> [Given data]:
=-=-=-=-=

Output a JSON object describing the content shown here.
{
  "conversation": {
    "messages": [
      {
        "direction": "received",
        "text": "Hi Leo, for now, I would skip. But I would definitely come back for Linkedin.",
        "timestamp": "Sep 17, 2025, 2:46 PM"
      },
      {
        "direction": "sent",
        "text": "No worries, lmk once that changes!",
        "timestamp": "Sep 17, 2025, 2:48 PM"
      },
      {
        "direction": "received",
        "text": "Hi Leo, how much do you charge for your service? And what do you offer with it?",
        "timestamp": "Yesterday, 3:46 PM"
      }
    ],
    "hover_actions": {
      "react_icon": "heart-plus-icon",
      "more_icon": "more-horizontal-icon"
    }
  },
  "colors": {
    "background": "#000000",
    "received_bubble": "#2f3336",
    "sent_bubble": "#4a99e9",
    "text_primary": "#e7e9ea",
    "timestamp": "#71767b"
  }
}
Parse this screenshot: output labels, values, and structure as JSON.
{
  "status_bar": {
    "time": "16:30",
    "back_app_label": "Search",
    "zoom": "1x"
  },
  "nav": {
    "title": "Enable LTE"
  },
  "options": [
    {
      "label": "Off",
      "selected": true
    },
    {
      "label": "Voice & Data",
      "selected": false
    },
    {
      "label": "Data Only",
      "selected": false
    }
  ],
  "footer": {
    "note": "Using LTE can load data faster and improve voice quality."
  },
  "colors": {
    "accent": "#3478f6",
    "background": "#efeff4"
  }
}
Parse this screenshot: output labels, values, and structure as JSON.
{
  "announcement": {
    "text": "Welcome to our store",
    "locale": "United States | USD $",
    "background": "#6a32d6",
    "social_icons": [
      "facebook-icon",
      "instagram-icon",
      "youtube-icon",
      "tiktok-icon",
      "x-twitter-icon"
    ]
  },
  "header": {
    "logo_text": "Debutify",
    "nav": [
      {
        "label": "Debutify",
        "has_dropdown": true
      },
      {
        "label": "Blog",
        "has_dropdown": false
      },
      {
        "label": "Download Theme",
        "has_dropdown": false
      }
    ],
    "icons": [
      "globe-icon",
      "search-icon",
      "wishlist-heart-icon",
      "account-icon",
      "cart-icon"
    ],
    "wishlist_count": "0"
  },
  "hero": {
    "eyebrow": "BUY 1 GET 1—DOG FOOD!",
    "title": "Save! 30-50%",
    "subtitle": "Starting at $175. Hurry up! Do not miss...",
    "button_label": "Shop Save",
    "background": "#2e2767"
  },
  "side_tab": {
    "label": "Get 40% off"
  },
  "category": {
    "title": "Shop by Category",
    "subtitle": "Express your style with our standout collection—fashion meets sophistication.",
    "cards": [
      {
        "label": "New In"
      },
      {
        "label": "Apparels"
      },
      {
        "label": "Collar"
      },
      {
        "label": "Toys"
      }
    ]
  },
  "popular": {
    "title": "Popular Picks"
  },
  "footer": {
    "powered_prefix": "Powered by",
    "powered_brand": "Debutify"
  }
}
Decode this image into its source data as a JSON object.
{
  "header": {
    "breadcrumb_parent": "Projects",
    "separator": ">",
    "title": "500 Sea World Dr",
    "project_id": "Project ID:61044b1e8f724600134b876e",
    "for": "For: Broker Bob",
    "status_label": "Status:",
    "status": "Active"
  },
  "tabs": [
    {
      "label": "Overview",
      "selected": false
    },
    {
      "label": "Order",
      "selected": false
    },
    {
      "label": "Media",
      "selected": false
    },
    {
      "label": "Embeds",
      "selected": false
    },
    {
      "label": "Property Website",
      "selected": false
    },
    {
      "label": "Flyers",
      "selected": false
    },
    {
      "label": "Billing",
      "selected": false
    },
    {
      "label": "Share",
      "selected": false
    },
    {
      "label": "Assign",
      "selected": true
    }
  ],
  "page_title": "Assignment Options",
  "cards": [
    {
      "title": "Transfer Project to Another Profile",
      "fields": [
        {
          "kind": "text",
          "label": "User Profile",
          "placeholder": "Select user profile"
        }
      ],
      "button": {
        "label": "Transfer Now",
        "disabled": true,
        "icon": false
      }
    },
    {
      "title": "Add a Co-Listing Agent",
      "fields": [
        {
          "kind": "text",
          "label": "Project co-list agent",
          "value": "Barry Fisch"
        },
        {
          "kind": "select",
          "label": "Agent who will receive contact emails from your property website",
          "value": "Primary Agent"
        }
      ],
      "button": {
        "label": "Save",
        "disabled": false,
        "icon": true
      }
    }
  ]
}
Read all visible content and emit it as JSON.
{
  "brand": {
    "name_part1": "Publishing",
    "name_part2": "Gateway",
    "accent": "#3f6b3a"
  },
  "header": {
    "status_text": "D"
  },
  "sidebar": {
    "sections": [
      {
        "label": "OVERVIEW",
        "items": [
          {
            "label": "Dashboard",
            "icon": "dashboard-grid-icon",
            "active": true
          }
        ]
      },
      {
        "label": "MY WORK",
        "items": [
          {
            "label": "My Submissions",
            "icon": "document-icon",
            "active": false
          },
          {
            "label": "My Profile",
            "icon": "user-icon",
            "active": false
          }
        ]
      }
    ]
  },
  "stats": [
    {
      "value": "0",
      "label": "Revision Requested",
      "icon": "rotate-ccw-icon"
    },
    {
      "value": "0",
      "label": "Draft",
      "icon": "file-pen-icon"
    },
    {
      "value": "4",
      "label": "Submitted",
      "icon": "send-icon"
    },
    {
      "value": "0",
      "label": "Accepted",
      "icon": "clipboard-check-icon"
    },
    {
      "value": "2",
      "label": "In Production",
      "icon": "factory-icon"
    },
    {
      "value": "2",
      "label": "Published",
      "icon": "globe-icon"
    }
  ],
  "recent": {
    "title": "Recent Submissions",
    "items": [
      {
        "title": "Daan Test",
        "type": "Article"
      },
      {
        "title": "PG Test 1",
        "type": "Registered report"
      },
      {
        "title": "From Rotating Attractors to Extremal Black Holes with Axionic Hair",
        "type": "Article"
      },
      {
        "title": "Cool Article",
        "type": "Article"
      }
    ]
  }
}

=-=-=-=-=

> [Objective]:
Return what is listed above, exactly and completely.

> [Task result]:
Output a JSON object describing the content shown here.
{
  "conversation": {
    "messages": [
      {
        "direction": "received",
        "text": "Hi Leo, for now, I would skip. But I would definitely come back for Linkedin.",
        "timestamp": "Sep 17, 2025, 2:46 PM"
      },
      {
        "direction": "sent",
        "text": "No worries, lmk once that changes!",
        "timestamp": "Sep 17, 2025, 2:48 PM"
      },
      {
        "direction": "received",
        "text": "Hi Leo, how much do you charge for your service? And what do you offer with it?",
        "timestamp": "Yesterday, 3:46 PM"
      }
    ],
    "hover_actions": {
      "react_icon": "heart-plus-icon",
      "more_icon": "more-horizontal-icon"
    }
  },
  "colors": {
    "background": "#000000",
    "received_bubble": "#2f3336",
    "sent_bubble": "#4a99e9",
    "text_primary": "#e7e9ea",
    "timestamp": "#71767b"
  }
}
Parse this screenshot: output labels, values, and structure as JSON.
{
  "status_bar": {
    "time": "16:30",
    "back_app_label": "Search",
    "zoom": "1x"
  },
  "nav": {
    "title": "Enable LTE"
  },
  "options": [
    {
      "label": "Off",
      "selected": true
    },
    {
      "label": "Voice & Data",
      "selected": false
    },
    {
      "label": "Data Only",
      "selected": false
    }
  ],
  "footer": {
    "note": "Using LTE can load data faster and improve voice quality."
  },
  "colors": {
    "accent": "#3478f6",
    "background": "#efeff4"
  }
}
Parse this screenshot: output labels, values, and structure as JSON.
{
  "announcement": {
    "text": "Welcome to our store",
    "locale": "United States | USD $",
    "background": "#6a32d6",
    "social_icons": [
      "facebook-icon",
      "instagram-icon",
      "youtube-icon",
      "tiktok-icon",
      "x-twitter-icon"
    ]
  },
  "header": {
    "logo_text": "Debutify",
    "nav": [
      {
        "label": "Debutify",
        "has_dropdown": true
      },
      {
        "label": "Blog",
        "has_dropdown": false
      },
      {
        "label": "Download Theme",
        "has_dropdown": false
      }
    ],
    "icons": [
      "globe-icon",
      "search-icon",
      "wishlist-heart-icon",
      "account-icon",
      "cart-icon"
    ],
    "wishlist_count": "0"
  },
  "hero": {
    "eyebrow": "BUY 1 GET 1—DOG FOOD!",
    "title": "Save! 30-50%",
    "subtitle": "Starting at $175. Hurry up! Do not miss...",
    "button_label": "Shop Save",
    "background": "#2e2767"
  },
  "side_tab": {
    "label": "Get 40% off"
  },
  "category": {
    "title": "Shop by Category",
    "subtitle": "Express your style with our standout collection—fashion meets sophistication.",
    "cards": [
      {
        "label": "New In"
      },
      {
        "label": "Apparels"
      },
      {
        "label": "Collar"
      },
      {
        "label": "Toys"
      }
    ]
  },
  "popular": {
    "title": "Popular Picks"
  },
  "footer": {
    "powered_prefix": "Powered by",
    "powered_brand": "Debutify"
  }
}
Decode this image into its source data as a JSON object.
{
  "header": {
    "breadcrumb_parent": "Projects",
    "separator": ">",
    "title": "500 Sea World Dr",
    "project_id": "Project ID:61044b1e8f724600134b876e",
    "for": "For: Broker Bob",
    "status_label": "Status:",
    "status": "Active"
  },
  "tabs": [
    {
      "label": "Overview",
      "selected": false
    },
    {
      "label": "Order",
      "selected": false
    },
    {
      "label": "Media",
      "selected": false
    },
    {
      "label": "Embeds",
      "selected": false
    },
    {
      "label": "Property Website",
      "selected": false
    },
    {
      "label": "Flyers",
      "selected": false
    },
    {
      "label": "Billing",
      "selected": false
    },
    {
      "label": "Share",
      "selected": false
    },
    {
      "label": "Assign",
      "selected": true
    }
  ],
  "page_title": "Assignment Options",
  "cards": [
    {
      "title": "Transfer Project to Another Profile",
      "fields": [
        {
          "kind": "text",
          "label": "User Profile",
          "placeholder": "Select user profile"
        }
      ],
      "button": {
        "label": "Transfer Now",
        "disabled": true,
        "icon": false
      }
    },
    {
      "title": "Add a Co-Listing Agent",
      "fields": [
        {
          "kind": "text",
          "label": "Project co-list agent",
          "value": "Barry Fisch"
        },
        {
          "kind": "select",
          "label": "Agent who will receive contact emails from your property website",
          "value": "Primary Agent"
        }
      ],
      "button": {
        "label": "Save",
        "disabled": false,
        "icon": true
      }
    }
  ]
}
Read all visible content and emit it as JSON.
{
  "brand": {
    "name_part1": "Publishing",
    "name_part2": "Gateway",
    "accent": "#3f6b3a"
  },
  "header": {
    "status_text": "D"
  },
  "sidebar": {
    "sections": [
      {
        "label": "OVERVIEW",
        "items": [
          {
            "label": "Dashboard",
            "icon": "dashboard-grid-icon",
            "active": true
          }
        ]
      },
      {
        "label": "MY WORK",
        "items": [
          {
            "label": "My Submissions",
            "icon": "document-icon",
            "active": false
          },
          {
            "label": "My Profile",
            "icon": "user-icon",
            "active": false
          }
        ]
      }
    ]
  },
  "stats": [
    {
      "value": "0",
      "label": "Revision Requested",
      "icon": "rotate-ccw-icon"
    },
    {
      "value": "0",
      "label": "Draft",
      "icon": "file-pen-icon"
    },
    {
      "value": "4",
      "label": "Submitted",
      "icon": "send-icon"
    },
    {
      "value": "0",
      "label": "Accepted",
      "icon": "clipboard-check-icon"
    },
    {
      "value": "2",
      "label": "In Production",
      "icon": "factory-icon"
    },
    {
      "value": "2",
      "label": "Published",
      "icon": "globe-icon"
    }
  ],
  "recent": {
    "title": "Recent Submissions",
    "items": [
      {
        "title": "Daan Test",
        "type": "Article"
      },
      {
        "title": "PG Test 1",
        "type": "Registered report"
      },
      {
        "title": "From Rotating Attractors to Extremal Black Holes with Axionic Hair",
        "type": "Article"
      },
      {
        "title": "Cool Article",
        "type": "Article"
      }
    ]
  }
}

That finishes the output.